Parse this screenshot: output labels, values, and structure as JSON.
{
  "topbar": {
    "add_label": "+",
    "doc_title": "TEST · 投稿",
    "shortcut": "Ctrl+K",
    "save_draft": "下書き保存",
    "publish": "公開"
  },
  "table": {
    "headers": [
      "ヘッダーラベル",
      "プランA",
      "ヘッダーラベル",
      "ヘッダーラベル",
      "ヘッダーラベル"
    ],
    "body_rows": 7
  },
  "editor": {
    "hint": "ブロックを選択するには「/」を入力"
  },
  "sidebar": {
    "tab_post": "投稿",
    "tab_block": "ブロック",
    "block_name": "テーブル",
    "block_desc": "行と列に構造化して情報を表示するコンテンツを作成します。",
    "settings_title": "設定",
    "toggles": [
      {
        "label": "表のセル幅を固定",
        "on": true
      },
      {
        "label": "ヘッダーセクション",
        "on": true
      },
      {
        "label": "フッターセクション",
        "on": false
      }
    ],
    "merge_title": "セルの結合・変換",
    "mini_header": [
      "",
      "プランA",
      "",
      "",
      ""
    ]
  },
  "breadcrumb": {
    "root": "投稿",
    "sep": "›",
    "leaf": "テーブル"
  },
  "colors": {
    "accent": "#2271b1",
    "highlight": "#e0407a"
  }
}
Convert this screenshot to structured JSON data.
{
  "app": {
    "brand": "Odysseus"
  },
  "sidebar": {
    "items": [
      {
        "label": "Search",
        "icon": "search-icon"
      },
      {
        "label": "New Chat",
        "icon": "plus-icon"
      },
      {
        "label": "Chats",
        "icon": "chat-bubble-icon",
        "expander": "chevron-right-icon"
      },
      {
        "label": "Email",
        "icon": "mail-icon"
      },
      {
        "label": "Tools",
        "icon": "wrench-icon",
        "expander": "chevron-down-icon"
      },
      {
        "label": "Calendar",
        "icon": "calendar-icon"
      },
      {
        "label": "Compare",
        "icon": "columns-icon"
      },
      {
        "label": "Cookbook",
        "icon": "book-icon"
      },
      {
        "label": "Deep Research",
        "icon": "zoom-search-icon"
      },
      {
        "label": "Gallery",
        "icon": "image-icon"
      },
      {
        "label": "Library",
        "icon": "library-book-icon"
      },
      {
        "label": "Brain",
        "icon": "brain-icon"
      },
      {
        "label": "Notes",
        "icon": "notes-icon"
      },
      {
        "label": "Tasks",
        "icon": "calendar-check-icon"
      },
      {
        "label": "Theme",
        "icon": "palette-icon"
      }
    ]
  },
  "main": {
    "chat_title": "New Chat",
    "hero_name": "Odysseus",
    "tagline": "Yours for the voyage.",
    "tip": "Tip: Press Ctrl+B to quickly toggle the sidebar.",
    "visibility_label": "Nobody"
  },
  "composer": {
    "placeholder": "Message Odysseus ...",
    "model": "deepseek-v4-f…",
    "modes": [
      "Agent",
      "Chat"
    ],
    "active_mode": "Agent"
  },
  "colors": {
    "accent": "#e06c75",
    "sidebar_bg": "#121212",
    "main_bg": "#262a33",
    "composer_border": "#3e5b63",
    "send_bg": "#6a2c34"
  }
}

- Task prompt:
Return all of the data exactly as it reads.

- Finished exercise:
Parse this screenshot: output labels, values, and structure as JSON.
{
  "topbar": {
    "add_label": "+",
    "doc_title": "TEST · 投稿",
    "shortcut": "Ctrl+K",
    "save_draft": "下書き保存",
    "publish": "公開"
  },
  "table": {
    "headers": [
      "ヘッダーラベル",
      "プランA",
      "ヘッダーラベル",
      "ヘッダーラベル",
      "ヘッダーラベル"
    ],
    "body_rows": 7
  },
  "editor": {
    "hint": "ブロックを選択するには「/」を入力"
  },
  "sidebar": {
    "tab_post": "投稿",
    "tab_block": "ブロック",
    "block_name": "テーブル",
    "block_desc": "行と列に構造化して情報を表示するコンテンツを作成します。",
    "settings_title": "設定",
    "toggles": [
      {
        "label": "表のセル幅を固定",
        "on": true
      },
      {
        "label": "ヘッダーセクション",
        "on": true
      },
      {
        "label": "フッターセクション",
        "on": false
      }
    ],
    "merge_title": "セルの結合・変換",
    "mini_header": [
      "",
      "プランA",
      "",
      "",
      ""
    ]
  },
  "breadcrumb": {
    "root": "投稿",
    "sep": "›",
    "leaf": "テーブル"
  },
  "colors": {
    "accent": "#2271b1",
    "highlight": "#e0407a"
  }
}
Convert this screenshot to structured JSON data.
{
  "app": {
    "brand": "Odysseus"
  },
  "sidebar": {
    "items": [
      {
        "label": "Search",
        "icon": "search-icon"
      },
      {
        "label": "New Chat",
        "icon": "plus-icon"
      },
      {
        "label": "Chats",
        "icon": "chat-bubble-icon",
        "expander": "chevron-right-icon"
      },
      {
        "label": "Email",
        "icon": "mail-icon"
      },
      {
        "label": "Tools",
        "icon": "wrench-icon",
        "expander": "chevron-down-icon"
      },
      {
        "label": "Calendar",
        "icon": "calendar-icon"
      },
      {
        "label": "Compare",
        "icon": "columns-icon"
      },
      {
        "label": "Cookbook",
        "icon": "book-icon"
      },
      {
        "label": "Deep Research",
        "icon": "zoom-search-icon"
      },
      {
        "label": "Gallery",
        "icon": "image-icon"
      },
      {
        "label": "Library",
        "icon": "library-book-icon"
      },
      {
        "label": "Brain",
        "icon": "brain-icon"
      },
      {
        "label": "Notes",
        "icon": "notes-icon"
      },
      {
        "label": "Tasks",
        "icon": "calendar-check-icon"
      },
      {
        "label": "Theme",
        "icon": "palette-icon"
      }
    ]
  },
  "main": {
    "chat_title": "New Chat",
    "hero_name": "Odysseus",
    "tagline": "Yours for the voyage.",
    "tip": "Tip: Press Ctrl+B to quickly toggle the sidebar.",
    "visibility_label": "Nobody"
  },
  "composer": {
    "placeholder": "Message Odysseus ...",
    "model": "deepseek-v4-f…",
    "modes": [
      "Agent",
      "Chat"
    ],
    "active_mode": "Agent"
  },
  "colors": {
    "accent": "#e06c75",
    "sidebar_bg": "#121212",
    "main_bg": "#262a33",
    "composer_border": "#3e5b63",
    "send_bg": "#6a2c34"
  }
}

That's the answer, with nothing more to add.